→ Exercise brief:
Write out the entries below once more, exactly.
# # # #
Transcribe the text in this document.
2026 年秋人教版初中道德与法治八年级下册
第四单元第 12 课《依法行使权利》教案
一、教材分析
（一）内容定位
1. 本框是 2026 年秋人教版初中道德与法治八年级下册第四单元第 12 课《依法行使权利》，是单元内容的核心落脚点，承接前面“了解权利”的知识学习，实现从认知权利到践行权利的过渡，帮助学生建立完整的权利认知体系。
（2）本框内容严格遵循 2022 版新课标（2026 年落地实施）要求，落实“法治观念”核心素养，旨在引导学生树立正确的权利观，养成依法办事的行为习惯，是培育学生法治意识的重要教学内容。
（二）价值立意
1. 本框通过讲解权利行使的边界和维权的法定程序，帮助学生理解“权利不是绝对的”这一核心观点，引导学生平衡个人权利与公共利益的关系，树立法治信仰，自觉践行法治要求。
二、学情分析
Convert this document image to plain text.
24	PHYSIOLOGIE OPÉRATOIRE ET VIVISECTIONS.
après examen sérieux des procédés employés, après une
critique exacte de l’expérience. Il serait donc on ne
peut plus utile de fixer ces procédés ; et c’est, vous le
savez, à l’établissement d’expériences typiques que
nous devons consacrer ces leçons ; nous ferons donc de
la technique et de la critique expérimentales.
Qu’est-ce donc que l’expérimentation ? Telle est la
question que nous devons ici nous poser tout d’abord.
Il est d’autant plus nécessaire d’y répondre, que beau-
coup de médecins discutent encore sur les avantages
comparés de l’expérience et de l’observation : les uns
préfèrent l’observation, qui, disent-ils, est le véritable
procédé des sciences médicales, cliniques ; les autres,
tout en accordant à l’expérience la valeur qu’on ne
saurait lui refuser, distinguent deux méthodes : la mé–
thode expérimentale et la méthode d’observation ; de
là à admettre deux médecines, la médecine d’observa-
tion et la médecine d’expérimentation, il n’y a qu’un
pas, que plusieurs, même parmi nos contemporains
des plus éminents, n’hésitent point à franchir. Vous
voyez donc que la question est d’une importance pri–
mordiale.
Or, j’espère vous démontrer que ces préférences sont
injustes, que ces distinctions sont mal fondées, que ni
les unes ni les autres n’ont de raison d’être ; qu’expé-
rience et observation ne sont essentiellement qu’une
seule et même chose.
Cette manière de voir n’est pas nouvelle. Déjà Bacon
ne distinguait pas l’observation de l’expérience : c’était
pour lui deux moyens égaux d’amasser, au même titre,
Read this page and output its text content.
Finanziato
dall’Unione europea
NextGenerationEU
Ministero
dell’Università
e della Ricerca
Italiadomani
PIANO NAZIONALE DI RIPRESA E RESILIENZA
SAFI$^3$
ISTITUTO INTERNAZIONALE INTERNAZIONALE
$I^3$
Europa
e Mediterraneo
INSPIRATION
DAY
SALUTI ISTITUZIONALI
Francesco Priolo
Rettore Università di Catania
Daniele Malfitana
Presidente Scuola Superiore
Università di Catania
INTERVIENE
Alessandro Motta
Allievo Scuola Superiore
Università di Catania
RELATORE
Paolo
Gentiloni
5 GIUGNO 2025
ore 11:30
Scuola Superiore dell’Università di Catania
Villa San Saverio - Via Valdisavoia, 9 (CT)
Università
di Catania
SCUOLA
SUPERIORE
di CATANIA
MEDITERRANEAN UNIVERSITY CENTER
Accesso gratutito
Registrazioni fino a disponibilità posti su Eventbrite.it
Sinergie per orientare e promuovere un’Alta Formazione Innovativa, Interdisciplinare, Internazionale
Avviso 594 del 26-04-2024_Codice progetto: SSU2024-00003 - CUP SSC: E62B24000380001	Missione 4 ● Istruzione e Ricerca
# # # #
→ Result:
Transcribe the text in this document.
2026 年秋人教版初中道德与法治八年级下册
第四单元第 12 课《依法行使权利》教案
一、教材分析
（一）内容定位
1. 本框是 2026 年秋人教版初中道德与法治八年级下册第四单元第 12 课《依法行使权利》，是单元内容的核心落脚点，承接前面“了解权利”的知识学习，实现从认知权利到践行权利的过渡，帮助学生建立完整的权利认知体系。
（2）本框内容严格遵循 2022 版新课标（2026 年落地实施）要求，落实“法治观念”核心素养，旨在引导学生树立正确的权利观，养成依法办事的行为习惯，是培育学生法治意识的重要教学内容。
（二）价值立意
1. 本框通过讲解权利行使的边界和维权的法定程序，帮助学生理解“权利不是绝对的”这一核心观点，引导学生平衡个人权利与公共利益的关系，树立法治信仰，自觉践行法治要求。
二、学情分析
Convert this document image to plain text.
24	PHYSIOLOGIE OPÉRATOIRE ET VIVISECTIONS.
après examen sérieux des procédés employés, après une
critique exacte de l’expérience. Il serait donc on ne
peut plus utile de fixer ces procédés ; et c’est, vous le
savez, à l’établissement d’expériences typiques que
nous devons consacrer ces leçons ; nous ferons donc de
la technique et de la critique expérimentales.
Qu’est-ce donc que l’expérimentation ? Telle est la
question que nous devons ici nous poser tout d’abord.
Il est d’autant plus nécessaire d’y répondre, que beau-
coup de médecins discutent encore sur les avantages
comparés de l’expérience et de l’observation : les uns
préfèrent l’observation, qui, disent-ils, est le véritable
procédé des sciences médicales, cliniques ; les autres,
tout en accordant à l’expérience la valeur qu’on ne
saurait lui refuser, distinguent deux méthodes : la mé–
thode expérimentale et la méthode d’observation ; de
là à admettre deux médecines, la médecine d’observa-
tion et la médecine d’expérimentation, il n’y a qu’un
pas, que plusieurs, même parmi nos contemporains
des plus éminents, n’hésitent point à franchir. Vous
voyez donc que la question est d’une importance pri–
mordiale.
Or, j’espère vous démontrer que ces préférences sont
injustes, que ces distinctions sont mal fondées, que ni
les unes ni les autres n’ont de raison d’être ; qu’expé-
rience et observation ne sont essentiellement qu’une
seule et même chose.
Cette manière de voir n’est pas nouvelle. Déjà Bacon
ne distinguait pas l’observation de l’expérience : c’était
pour lui deux moyens égaux d’amasser, au même titre,
Read this page and output its text content.
Finanziato
dall’Unione europea
NextGenerationEU
Ministero
dell’Università
e della Ricerca
Italiadomani
PIANO NAZIONALE DI RIPRESA E RESILIENZA
SAFI$^3$
ISTITUTO INTERNAZIONALE INTERNAZIONALE
$I^3$
Europa
e Mediterraneo
INSPIRATION
DAY
SALUTI ISTITUZIONALI
Francesco Priolo
Rettore Università di Catania
Daniele Malfitana
Presidente Scuola Superiore
Università di Catania
INTERVIENE
Alessandro Motta
Allievo Scuola Superiore
Università di Catania
RELATORE
Paolo
Gentiloni
5 GIUGNO 2025
ore 11:30
Scuola Superiore dell’Università di Catania
Villa San Saverio - Via Valdisavoia, 9 (CT)
Università
di Catania
SCUOLA
SUPERIORE
di CATANIA
MEDITERRANEAN UNIVERSITY CENTER
Accesso gratutito
Registrazioni fino a disponibilità posti su Eventbrite.it
Sinergie per orientare e promuovere un’Alta Formazione Innovativa, Interdisciplinare, Internazionale
Avviso 594 del 26-04-2024_Codice progetto: SSU2024-00003 - CUP SSC: E62B24000380001	Missione 4 ● Istruzione e Ricerca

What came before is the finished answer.